▶ **CHALLENGE**
In the entries below, find every line with "JSON" and copy it.

....................

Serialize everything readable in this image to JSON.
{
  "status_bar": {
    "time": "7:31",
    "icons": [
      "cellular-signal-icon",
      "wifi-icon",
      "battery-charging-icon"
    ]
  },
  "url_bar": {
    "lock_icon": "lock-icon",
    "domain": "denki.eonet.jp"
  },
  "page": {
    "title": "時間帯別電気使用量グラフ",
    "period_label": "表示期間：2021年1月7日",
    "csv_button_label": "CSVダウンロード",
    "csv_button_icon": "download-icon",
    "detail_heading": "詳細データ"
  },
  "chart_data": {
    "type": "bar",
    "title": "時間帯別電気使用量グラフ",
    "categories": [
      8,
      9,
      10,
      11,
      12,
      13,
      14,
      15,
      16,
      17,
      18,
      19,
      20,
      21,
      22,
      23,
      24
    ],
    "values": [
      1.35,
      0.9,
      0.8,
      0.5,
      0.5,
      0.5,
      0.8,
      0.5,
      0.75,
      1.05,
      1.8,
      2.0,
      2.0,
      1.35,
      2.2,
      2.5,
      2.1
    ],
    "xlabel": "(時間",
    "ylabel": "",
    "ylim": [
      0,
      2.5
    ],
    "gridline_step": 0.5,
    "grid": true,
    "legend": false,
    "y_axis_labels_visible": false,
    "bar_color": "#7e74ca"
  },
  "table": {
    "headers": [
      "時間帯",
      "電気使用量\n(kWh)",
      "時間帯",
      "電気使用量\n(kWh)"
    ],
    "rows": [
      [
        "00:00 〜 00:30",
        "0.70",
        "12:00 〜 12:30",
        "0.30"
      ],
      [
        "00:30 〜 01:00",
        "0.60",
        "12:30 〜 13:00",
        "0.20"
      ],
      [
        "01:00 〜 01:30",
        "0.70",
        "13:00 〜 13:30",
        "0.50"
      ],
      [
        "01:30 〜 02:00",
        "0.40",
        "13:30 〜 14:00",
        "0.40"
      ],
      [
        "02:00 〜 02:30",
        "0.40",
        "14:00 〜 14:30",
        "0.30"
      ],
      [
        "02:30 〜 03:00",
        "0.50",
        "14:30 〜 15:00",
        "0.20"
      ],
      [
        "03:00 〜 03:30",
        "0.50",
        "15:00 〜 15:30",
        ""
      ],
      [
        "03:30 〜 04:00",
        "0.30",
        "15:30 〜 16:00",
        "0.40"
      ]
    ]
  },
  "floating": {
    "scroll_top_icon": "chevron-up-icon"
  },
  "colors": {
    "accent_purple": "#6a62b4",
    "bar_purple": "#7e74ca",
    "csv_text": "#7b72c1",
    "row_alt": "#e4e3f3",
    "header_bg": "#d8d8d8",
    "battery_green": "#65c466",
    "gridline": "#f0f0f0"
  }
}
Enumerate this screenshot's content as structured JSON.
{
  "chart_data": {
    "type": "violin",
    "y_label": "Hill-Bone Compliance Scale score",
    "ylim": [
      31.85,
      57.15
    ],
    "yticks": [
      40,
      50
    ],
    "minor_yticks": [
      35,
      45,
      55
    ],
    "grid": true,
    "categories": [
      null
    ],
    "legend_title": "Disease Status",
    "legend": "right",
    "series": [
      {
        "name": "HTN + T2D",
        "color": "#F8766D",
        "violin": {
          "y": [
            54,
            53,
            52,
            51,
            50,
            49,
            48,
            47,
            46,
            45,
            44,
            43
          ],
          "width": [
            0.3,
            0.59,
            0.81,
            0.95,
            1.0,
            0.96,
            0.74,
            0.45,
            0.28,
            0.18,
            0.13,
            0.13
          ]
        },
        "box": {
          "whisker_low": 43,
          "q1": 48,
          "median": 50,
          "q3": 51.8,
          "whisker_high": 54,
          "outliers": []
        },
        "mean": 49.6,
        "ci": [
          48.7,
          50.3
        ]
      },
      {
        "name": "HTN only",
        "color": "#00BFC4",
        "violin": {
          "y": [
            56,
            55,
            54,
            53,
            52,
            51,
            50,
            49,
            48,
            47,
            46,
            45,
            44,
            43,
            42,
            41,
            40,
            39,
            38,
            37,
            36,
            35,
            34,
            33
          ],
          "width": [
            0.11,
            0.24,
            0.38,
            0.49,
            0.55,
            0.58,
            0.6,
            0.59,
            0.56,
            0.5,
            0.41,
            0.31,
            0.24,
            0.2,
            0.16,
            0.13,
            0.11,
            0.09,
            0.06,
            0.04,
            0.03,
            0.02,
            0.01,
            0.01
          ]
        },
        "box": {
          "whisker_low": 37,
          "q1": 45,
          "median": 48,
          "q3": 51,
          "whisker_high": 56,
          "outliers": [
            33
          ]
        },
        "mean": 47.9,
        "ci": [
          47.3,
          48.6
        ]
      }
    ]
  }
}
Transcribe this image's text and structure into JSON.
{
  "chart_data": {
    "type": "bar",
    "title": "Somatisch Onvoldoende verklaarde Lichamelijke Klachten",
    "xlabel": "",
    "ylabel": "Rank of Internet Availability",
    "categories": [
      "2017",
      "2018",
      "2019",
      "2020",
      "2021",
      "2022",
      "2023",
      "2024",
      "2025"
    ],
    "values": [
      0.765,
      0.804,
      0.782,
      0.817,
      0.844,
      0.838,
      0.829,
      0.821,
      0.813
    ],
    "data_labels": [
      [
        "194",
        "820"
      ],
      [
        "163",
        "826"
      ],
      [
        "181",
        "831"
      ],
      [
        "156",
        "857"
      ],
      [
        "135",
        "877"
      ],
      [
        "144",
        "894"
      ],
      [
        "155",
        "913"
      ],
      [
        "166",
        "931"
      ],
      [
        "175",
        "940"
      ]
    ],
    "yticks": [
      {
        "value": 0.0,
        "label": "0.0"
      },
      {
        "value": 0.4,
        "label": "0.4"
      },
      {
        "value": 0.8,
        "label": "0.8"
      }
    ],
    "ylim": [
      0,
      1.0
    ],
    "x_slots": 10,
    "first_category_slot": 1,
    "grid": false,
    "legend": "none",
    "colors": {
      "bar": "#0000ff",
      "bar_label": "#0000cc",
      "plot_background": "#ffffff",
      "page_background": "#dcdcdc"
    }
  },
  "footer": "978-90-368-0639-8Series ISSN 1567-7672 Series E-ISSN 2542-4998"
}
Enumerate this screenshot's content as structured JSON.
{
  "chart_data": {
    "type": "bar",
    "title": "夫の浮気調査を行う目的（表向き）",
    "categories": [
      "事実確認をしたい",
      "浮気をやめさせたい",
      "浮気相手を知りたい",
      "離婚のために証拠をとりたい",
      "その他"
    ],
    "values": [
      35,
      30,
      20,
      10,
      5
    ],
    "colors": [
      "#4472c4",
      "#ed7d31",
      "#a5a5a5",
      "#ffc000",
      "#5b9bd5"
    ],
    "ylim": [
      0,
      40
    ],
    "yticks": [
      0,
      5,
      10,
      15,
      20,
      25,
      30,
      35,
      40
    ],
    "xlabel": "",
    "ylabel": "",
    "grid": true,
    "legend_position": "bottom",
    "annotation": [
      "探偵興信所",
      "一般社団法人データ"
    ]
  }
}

....................

▶ **OUTPUT OF THE TASK**
Serialize everything readable in this image to JSON.
Enumerate this screenshot's content as structured JSON.
Transcribe this image's text and structure into JSON.
Enumerate this screenshot's content as structured JSON.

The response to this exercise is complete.